(Items from a data source)
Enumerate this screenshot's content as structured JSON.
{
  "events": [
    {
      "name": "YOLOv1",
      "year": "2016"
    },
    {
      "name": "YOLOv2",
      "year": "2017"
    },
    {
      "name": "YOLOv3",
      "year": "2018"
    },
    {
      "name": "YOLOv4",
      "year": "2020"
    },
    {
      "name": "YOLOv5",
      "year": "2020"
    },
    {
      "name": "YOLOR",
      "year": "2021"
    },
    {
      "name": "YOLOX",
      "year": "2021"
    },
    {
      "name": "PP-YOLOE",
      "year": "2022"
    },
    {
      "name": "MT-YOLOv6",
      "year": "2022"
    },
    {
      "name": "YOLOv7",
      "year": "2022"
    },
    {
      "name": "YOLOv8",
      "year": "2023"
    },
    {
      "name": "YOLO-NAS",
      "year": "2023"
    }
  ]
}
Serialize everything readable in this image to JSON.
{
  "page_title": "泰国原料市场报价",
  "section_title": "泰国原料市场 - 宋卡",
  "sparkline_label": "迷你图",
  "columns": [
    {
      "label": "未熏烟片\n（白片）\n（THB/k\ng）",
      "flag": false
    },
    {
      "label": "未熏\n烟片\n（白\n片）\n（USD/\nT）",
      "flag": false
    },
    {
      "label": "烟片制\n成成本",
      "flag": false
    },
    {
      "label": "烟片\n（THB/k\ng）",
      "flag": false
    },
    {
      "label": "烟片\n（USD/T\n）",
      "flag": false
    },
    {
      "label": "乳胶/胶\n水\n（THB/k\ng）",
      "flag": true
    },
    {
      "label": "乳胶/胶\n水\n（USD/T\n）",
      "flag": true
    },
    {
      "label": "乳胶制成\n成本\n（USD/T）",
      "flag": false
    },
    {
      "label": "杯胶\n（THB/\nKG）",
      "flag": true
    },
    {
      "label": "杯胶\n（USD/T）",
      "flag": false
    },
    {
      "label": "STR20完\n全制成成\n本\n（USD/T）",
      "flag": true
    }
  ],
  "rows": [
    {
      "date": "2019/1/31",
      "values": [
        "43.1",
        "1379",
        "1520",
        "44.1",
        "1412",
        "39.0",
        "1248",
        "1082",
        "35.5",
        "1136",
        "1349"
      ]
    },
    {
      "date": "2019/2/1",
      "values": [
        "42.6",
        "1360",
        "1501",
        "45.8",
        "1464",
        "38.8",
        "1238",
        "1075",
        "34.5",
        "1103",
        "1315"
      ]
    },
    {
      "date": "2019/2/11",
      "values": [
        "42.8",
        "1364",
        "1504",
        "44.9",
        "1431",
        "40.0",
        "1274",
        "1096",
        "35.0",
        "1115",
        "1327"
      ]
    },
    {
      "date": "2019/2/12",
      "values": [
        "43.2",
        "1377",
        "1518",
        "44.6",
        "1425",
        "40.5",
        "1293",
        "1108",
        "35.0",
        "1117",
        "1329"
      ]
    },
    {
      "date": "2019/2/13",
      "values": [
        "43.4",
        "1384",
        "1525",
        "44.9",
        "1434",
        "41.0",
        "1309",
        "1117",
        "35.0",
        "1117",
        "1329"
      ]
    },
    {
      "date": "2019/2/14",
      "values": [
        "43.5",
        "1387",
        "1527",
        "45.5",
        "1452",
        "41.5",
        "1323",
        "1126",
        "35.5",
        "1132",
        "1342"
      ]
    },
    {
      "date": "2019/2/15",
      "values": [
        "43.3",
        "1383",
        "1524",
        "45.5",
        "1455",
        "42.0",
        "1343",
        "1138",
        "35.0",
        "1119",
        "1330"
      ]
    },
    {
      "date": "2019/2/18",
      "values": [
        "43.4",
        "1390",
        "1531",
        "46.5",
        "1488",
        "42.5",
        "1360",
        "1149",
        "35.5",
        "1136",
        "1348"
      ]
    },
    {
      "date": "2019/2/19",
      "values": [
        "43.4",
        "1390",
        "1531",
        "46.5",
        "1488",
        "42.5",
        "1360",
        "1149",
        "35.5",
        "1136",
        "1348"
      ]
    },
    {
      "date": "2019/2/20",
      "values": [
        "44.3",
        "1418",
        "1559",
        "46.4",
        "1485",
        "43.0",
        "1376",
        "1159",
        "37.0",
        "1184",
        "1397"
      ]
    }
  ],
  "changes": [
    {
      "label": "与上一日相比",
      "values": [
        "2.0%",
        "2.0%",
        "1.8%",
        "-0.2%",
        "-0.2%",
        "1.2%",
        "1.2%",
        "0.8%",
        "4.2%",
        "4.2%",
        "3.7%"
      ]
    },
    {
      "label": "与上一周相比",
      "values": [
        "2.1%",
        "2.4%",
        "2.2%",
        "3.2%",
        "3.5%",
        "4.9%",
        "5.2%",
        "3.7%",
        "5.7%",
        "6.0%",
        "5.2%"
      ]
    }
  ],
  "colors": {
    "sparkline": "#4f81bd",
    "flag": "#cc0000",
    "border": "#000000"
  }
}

[WORK REQUIRED]
Exactly reproduce every line of the records.

[WRITTEN RESPONSE]
Enumerate this screenshot's content as structured JSON.
{
  "events": [
    {
      "name": "YOLOv1",
      "year": "2016"
    },
    {
      "name": "YOLOv2",
      "year": "2017"
    },
    {
      "name": "YOLOv3",
      "year": "2018"
    },
    {
      "name": "YOLOv4",
      "year": "2020"
    },
    {
      "name": "YOLOv5",
      "year": "2020"
    },
    {
      "name": "YOLOR",
      "year": "2021"
    },
    {
      "name": "YOLOX",
      "year": "2021"
    },
    {
      "name": "PP-YOLOE",
      "year": "2022"
    },
    {
      "name": "MT-YOLOv6",
      "year": "2022"
    },
    {
      "name": "YOLOv7",
      "year": "2022"
    },
    {
      "name": "YOLOv8",
      "year": "2023"
    },
    {
      "name": "YOLO-NAS",
      "year": "2023"
    }
  ]
}
Serialize everything readable in this image to JSON.
{
  "page_title": "泰国原料市场报价",
  "section_title": "泰国原料市场 - 宋卡",
  "sparkline_label": "迷你图",
  "columns": [
    {
      "label": "未熏烟片\n（白片）\n（THB/k\ng）",
      "flag": false
    },
    {
      "label": "未熏\n烟片\n（白\n片）\n（USD/\nT）",
      "flag": false
    },
    {
      "label": "烟片制\n成成本",
      "flag": false
    },
    {
      "label": "烟片\n（THB/k\ng）",
      "flag": false
    },
    {
      "label": "烟片\n（USD/T\n）",
      "flag": false
    },
    {
      "label": "乳胶/胶\n水\n（THB/k\ng）",
      "flag": true
    },
    {
      "label": "乳胶/胶\n水\n（USD/T\n）",
      "flag": true
    },
    {
      "label": "乳胶制成\n成本\n（USD/T）",
      "flag": false
    },
    {
      "label": "杯胶\n（THB/\nKG）",
      "flag": true
    },
    {
      "label": "杯胶\n（USD/T）",
      "flag": false
    },
    {
      "label": "STR20完\n全制成成\n本\n（USD/T）",
      "flag": true
    }
  ],
  "rows": [
    {
      "date": "2019/1/31",
      "values": [
        "43.1",
        "1379",
        "1520",
        "44.1",
        "1412",
        "39.0",
        "1248",
        "1082",
        "35.5",
        "1136",
        "1349"
      ]
    },
    {
      "date": "2019/2/1",
      "values": [
        "42.6",
        "1360",
        "1501",
        "45.8",
        "1464",
        "38.8",
        "1238",
        "1075",
        "34.5",
        "1103",
        "1315"
      ]
    },
    {
      "date": "2019/2/11",
      "values": [
        "42.8",
        "1364",
        "1504",
        "44.9",
        "1431",
        "40.0",
        "1274",
        "1096",
        "35.0",
        "1115",
        "1327"
      ]
    },
    {
      "date": "2019/2/12",
      "values": [
        "43.2",
        "1377",
        "1518",
        "44.6",
        "1425",
        "40.5",
        "1293",
        "1108",
        "35.0",
        "1117",
        "1329"
      ]
    },
    {
      "date": "2019/2/13",
      "values": [
        "43.4",
        "1384",
        "1525",
        "44.9",
        "1434",
        "41.0",
        "1309",
        "1117",
        "35.0",
        "1117",
        "1329"
      ]
    },
    {
      "date": "2019/2/14",
      "values": [
        "43.5",
        "1387",
        "1527",
        "45.5",
        "1452",
        "41.5",
        "1323",
        "1126",
        "35.5",
        "1132",
        "1342"
      ]
    },
    {
      "date": "2019/2/15",
      "values": [
        "43.3",
        "1383",
        "1524",
        "45.5",
        "1455",
        "42.0",
        "1343",
        "1138",
        "35.0",
        "1119",
        "1330"
      ]
    },
    {
      "date": "2019/2/18",
      "values": [
        "43.4",
        "1390",
        "1531",
        "46.5",
        "1488",
        "42.5",
        "1360",
        "1149",
        "35.5",
        "1136",
        "1348"
      ]
    },
    {
      "date": "2019/2/19",
      "values": [
        "43.4",
        "1390",
        "1531",
        "46.5",
        "1488",
        "42.5",
        "1360",
        "1149",
        "35.5",
        "1136",
        "1348"
      ]
    },
    {
      "date": "2019/2/20",
      "values": [
        "44.3",
        "1418",
        "1559",
        "46.4",
        "1485",
        "43.0",
        "1376",
        "1159",
        "37.0",
        "1184",
        "1397"
      ]
    }
  ],
  "changes": [
    {
      "label": "与上一日相比",
      "values": [
        "2.0%",
        "2.0%",
        "1.8%",
        "-0.2%",
        "-0.2%",
        "1.2%",
        "1.2%",
        "0.8%",
        "4.2%",
        "4.2%",
        "3.7%"
      ]
    },
    {
      "label": "与上一周相比",
      "values": [
        "2.1%",
        "2.4%",
        "2.2%",
        "3.2%",
        "3.5%",
        "4.9%",
        "5.2%",
        "3.7%",
        "5.7%",
        "6.0%",
        "5.2%"
      ]
    }
  ],
  "colors": {
    "sparkline": "#4f81bd",
    "flag": "#cc0000",
    "border": "#000000"
  }
}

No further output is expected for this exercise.